— start of SUPPLIED ENTRIES —

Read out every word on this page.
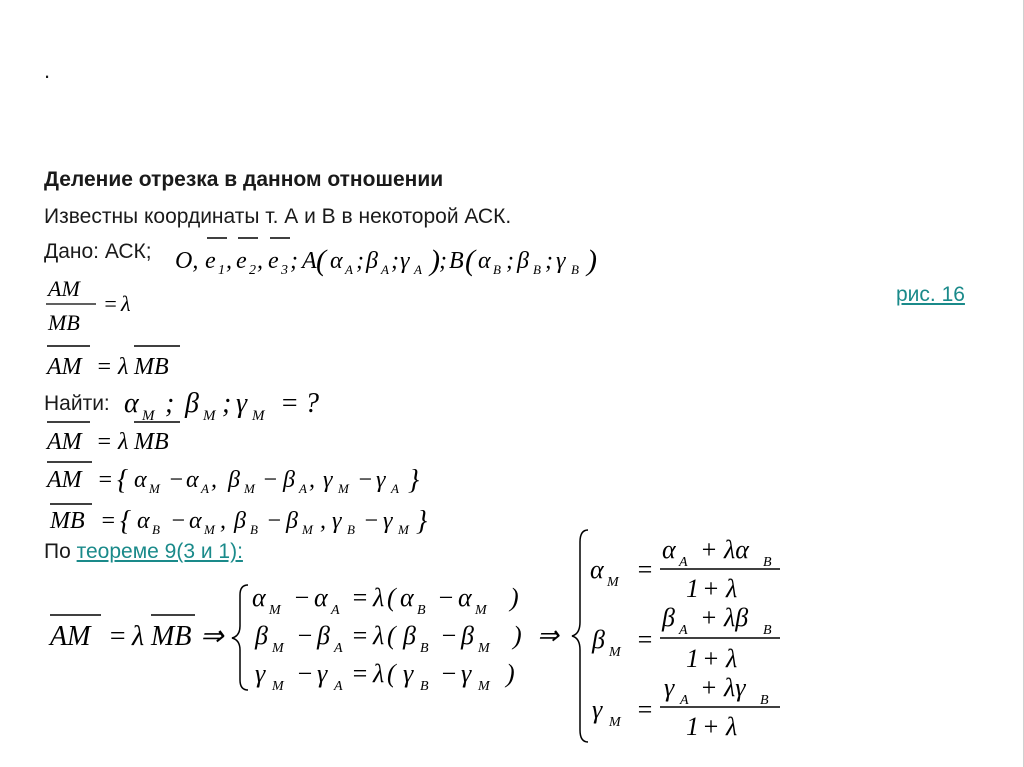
.
Деление отрезка в данном отношении
Известны координаты т. А и В в некоторой АСК.
Дано: АСК;
Найти:
По теореме 9(3 и 1):
рис. 16
O, e 1 , e 2 , e 3 ; A ( α A ; β A ; γ A ) ; B ( α B ; β B ; γ B )
AM
MB
= λ
AM = λ MB
α M ; β M ; γ M = ?
AM = λ MB
AM = { α M − α A , β M − β A , γ M − γ A }
MB = { α B − α M , β B − β M , γ B − γ M }
AM = λ MB ⇒
α M − α A = λ ( α B − α M )
β M − β A = λ ( β B − β M ) ⇒
γ M − γ A = λ ( γ B − γ M )
α M =
α A + λα B
1 + λ
β M =
β A + λβ B
1 + λ
γ M =
γ A + λγ B
1 + λ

— end of SUPPLIED ENTRIES —

**OBJECTIVE**
The records above need to be given again exactly. Omit the pictures.

**OUTPUT OF THE EXERCISE**
Read out every word on this page.
.
Деление отрезка в данном отношении
Известны координаты т. А и В в некоторой АСК.
Дано: АСК;
Найти:
По теореме 9(3 и 1):
рис. 16
O, e 1 , e 2 , e 3 ; A ( α A ; β A ; γ A ) ; B ( α B ; β B ; γ B )
AM
MB
= λ
AM = λ MB
α M ; β M ; γ M = ?
AM = λ MB
AM = { α M − α A , β M − β A , γ M − γ A }
MB = { α B − α M , β B − β M , γ B − γ M }
AM = λ MB ⇒
α M − α A = λ ( α B − α M )
β M − β A = λ ( β B − β M ) ⇒
γ M − γ A = λ ( γ B − γ M )
α M =
α A + λα B
1 + λ
β M =
β A + λβ B
1 + λ
γ M =
γ A + λγ B
1 + λ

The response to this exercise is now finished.